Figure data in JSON
------------------------------

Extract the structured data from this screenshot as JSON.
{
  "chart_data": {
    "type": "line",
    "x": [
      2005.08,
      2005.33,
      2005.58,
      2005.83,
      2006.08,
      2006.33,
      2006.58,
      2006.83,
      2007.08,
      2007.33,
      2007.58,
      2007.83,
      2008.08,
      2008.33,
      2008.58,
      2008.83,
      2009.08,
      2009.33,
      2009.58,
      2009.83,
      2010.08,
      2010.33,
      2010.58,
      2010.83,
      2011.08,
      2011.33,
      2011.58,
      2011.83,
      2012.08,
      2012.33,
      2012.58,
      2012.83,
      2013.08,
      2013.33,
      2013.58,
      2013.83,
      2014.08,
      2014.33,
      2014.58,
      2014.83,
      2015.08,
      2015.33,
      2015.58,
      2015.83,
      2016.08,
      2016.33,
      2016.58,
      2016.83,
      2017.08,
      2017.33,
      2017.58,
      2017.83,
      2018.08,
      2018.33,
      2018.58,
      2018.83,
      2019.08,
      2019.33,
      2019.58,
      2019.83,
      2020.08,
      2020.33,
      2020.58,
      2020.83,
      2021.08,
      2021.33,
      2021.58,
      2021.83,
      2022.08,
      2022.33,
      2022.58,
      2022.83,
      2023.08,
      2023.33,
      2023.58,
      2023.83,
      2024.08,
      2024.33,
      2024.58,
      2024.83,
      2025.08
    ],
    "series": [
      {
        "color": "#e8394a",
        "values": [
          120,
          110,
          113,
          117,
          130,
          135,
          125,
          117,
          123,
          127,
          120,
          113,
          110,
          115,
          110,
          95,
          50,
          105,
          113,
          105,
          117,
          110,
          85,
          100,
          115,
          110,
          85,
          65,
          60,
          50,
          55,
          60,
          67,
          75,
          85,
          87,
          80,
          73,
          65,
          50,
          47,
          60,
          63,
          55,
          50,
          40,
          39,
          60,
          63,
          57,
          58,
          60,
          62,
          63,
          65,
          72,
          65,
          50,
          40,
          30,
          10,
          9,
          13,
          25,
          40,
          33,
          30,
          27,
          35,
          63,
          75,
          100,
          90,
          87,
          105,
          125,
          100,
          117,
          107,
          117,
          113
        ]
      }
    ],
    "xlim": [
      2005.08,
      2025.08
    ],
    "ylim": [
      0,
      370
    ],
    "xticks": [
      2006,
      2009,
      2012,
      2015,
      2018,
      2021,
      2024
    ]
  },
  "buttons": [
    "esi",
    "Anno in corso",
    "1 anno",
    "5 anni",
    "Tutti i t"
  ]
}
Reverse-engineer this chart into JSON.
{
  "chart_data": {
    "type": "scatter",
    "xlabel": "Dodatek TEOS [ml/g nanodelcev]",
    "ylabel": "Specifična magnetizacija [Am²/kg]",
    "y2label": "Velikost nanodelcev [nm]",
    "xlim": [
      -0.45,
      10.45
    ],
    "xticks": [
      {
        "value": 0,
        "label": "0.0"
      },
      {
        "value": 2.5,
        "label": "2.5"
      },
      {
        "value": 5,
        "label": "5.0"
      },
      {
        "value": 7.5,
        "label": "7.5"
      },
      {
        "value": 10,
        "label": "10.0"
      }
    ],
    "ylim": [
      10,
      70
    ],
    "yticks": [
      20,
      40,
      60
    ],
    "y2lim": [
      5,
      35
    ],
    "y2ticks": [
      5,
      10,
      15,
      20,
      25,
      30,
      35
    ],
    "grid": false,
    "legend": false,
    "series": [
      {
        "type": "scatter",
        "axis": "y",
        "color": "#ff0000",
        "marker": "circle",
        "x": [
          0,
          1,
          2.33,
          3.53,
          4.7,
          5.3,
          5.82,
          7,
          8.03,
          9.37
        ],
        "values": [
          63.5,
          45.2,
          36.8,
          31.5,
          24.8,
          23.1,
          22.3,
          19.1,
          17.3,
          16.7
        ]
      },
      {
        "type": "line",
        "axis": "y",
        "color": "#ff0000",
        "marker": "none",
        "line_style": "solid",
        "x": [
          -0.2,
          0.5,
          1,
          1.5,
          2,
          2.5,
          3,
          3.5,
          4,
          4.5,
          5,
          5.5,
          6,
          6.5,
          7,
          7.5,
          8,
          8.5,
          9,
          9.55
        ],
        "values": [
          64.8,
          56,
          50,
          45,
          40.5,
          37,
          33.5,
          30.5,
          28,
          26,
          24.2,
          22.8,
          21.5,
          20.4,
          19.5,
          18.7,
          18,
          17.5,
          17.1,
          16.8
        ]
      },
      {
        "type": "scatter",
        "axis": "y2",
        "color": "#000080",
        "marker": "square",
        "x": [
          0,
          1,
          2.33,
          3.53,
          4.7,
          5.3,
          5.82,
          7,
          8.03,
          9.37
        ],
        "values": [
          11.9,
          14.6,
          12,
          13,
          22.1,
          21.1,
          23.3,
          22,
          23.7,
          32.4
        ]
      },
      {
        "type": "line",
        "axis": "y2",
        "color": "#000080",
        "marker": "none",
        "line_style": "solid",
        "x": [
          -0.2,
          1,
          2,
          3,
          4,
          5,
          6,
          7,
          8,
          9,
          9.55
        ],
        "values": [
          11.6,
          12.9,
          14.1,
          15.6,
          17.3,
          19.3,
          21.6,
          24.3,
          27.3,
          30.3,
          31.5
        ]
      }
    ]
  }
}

------------------------------

_PROBLEM DESCRIPTION:_ Would you copy out each line exactly as written?

_COMPLETED EXERCISE:_
Extract the structured data from this screenshot as JSON.
{
  "chart_data": {
    "type": "line",
    "x": [
      2005.08,
      2005.33,
      2005.58,
      2005.83,
      2006.08,
      2006.33,
      2006.58,
      2006.83,
      2007.08,
      2007.33,
      2007.58,
      2007.83,
      2008.08,
      2008.33,
      2008.58,
      2008.83,
      2009.08,
      2009.33,
      2009.58,
      2009.83,
      2010.08,
      2010.33,
      2010.58,
      2010.83,
      2011.08,
      2011.33,
      2011.58,
      2011.83,
      2012.08,
      2012.33,
      2012.58,
      2012.83,
      2013.08,
      2013.33,
      2013.58,
      2013.83,
      2014.08,
      2014.33,
      2014.58,
      2014.83,
      2015.08,
      2015.33,
      2015.58,
      2015.83,
      2016.08,
      2016.33,
      2016.58,
      2016.83,
      2017.08,
      2017.33,
      2017.58,
      2017.83,
      2018.08,
      2018.33,
      2018.58,
      2018.83,
      2019.08,
      2019.33,
      2019.58,
      2019.83,
      2020.08,
      2020.33,
      2020.58,
      2020.83,
      2021.08,
      2021.33,
      2021.58,
      2021.83,
      2022.08,
      2022.33,
      2022.58,
      2022.83,
      2023.08,
      2023.33,
      2023.58,
      2023.83,
      2024.08,
      2024.33,
      2024.58,
      2024.83,
      2025.08
    ],
    "series": [
      {
        "color": "#e8394a",
        "values": [
          120,
          110,
          113,
          117,
          130,
          135,
          125,
          117,
          123,
          127,
          120,
          113,
          110,
          115,
          110,
          95,
          50,
          105,
          113,
          105,
          117,
          110,
          85,
          100,
          115,
          110,
          85,
          65,
          60,
          50,
          55,
          60,
          67,
          75,
          85,
          87,
          80,
          73,
          65,
          50,
          47,
          60,
          63,
          55,
          50,
          40,
          39,
          60,
          63,
          57,
          58,
          60,
          62,
          63,
          65,
          72,
          65,
          50,
          40,
          30,
          10,
          9,
          13,
          25,
          40,
          33,
          30,
          27,
          35,
          63,
          75,
          100,
          90,
          87,
          105,
          125,
          100,
          117,
          107,
          117,
          113
        ]
      }
    ],
    "xlim": [
      2005.08,
      2025.08
    ],
    "ylim": [
      0,
      370
    ],
    "xticks": [
      2006,
      2009,
      2012,
      2015,
      2018,
      2021,
      2024
    ]
  },
  "buttons": [
    "esi",
    "Anno in corso",
    "1 anno",
    "5 anni",
    "Tutti i t"
  ]
}
Reverse-engineer this chart into JSON.
{
  "chart_data": {
    "type": "scatter",
    "xlabel": "Dodatek TEOS [ml/g nanodelcev]",
    "ylabel": "Specifična magnetizacija [Am²/kg]",
    "y2label": "Velikost nanodelcev [nm]",
    "xlim": [
      -0.45,
      10.45
    ],
    "xticks": [
      {
        "value": 0,
        "label": "0.0"
      },
      {
        "value": 2.5,
        "label": "2.5"
      },
      {
        "value": 5,
        "label": "5.0"
      },
      {
        "value": 7.5,
        "label": "7.5"
      },
      {
        "value": 10,
        "label": "10.0"
      }
    ],
    "ylim": [
      10,
      70
    ],
    "yticks": [
      20,
      40,
      60
    ],
    "y2lim": [
      5,
      35
    ],
    "y2ticks": [
      5,
      10,
      15,
      20,
      25,
      30,
      35
    ],
    "grid": false,
    "legend": false,
    "series": [
      {
        "type": "scatter",
        "axis": "y",
        "color": "#ff0000",
        "marker": "circle",
        "x": [
          0,
          1,
          2.33,
          3.53,
          4.7,
          5.3,
          5.82,
          7,
          8.03,
          9.37
        ],
        "values": [
          63.5,
          45.2,
          36.8,
          31.5,
          24.8,
          23.1,
          22.3,
          19.1,
          17.3,
          16.7
        ]
      },
      {
        "type": "line",
        "axis": "y",
        "color": "#ff0000",
        "marker": "none",
        "line_style": "solid",
        "x": [
          -0.2,
          0.5,
          1,
          1.5,
          2,
          2.5,
          3,
          3.5,
          4,
          4.5,
          5,
          5.5,
          6,
          6.5,
          7,
          7.5,
          8,
          8.5,
          9,
          9.55
        ],
        "values": [
          64.8,
          56,
          50,
          45,
          40.5,
          37,
          33.5,
          30.5,
          28,
          26,
          24.2,
          22.8,
          21.5,
          20.4,
          19.5,
          18.7,
          18,
          17.5,
          17.1,
          16.8
        ]
      },
      {
        "type": "scatter",
        "axis": "y2",
        "color": "#000080",
        "marker": "square",
        "x": [
          0,
          1,
          2.33,
          3.53,
          4.7,
          5.3,
          5.82,
          7,
          8.03,
          9.37
        ],
        "values": [
          11.9,
          14.6,
          12,
          13,
          22.1,
          21.1,
          23.3,
          22,
          23.7,
          32.4
        ]
      },
      {
        "type": "line",
        "axis": "y2",
        "color": "#000080",
        "marker": "none",
        "line_style": "solid",
        "x": [
          -0.2,
          1,
          2,
          3,
          4,
          5,
          6,
          7,
          8,
          9,
          9.55
        ],
        "values": [
          11.6,
          12.9,
          14.1,
          15.6,
          17.3,
          19.3,
          21.6,
          24.3,
          27.3,
          30.3,
          31.5
        ]
      }
    ]
  }
}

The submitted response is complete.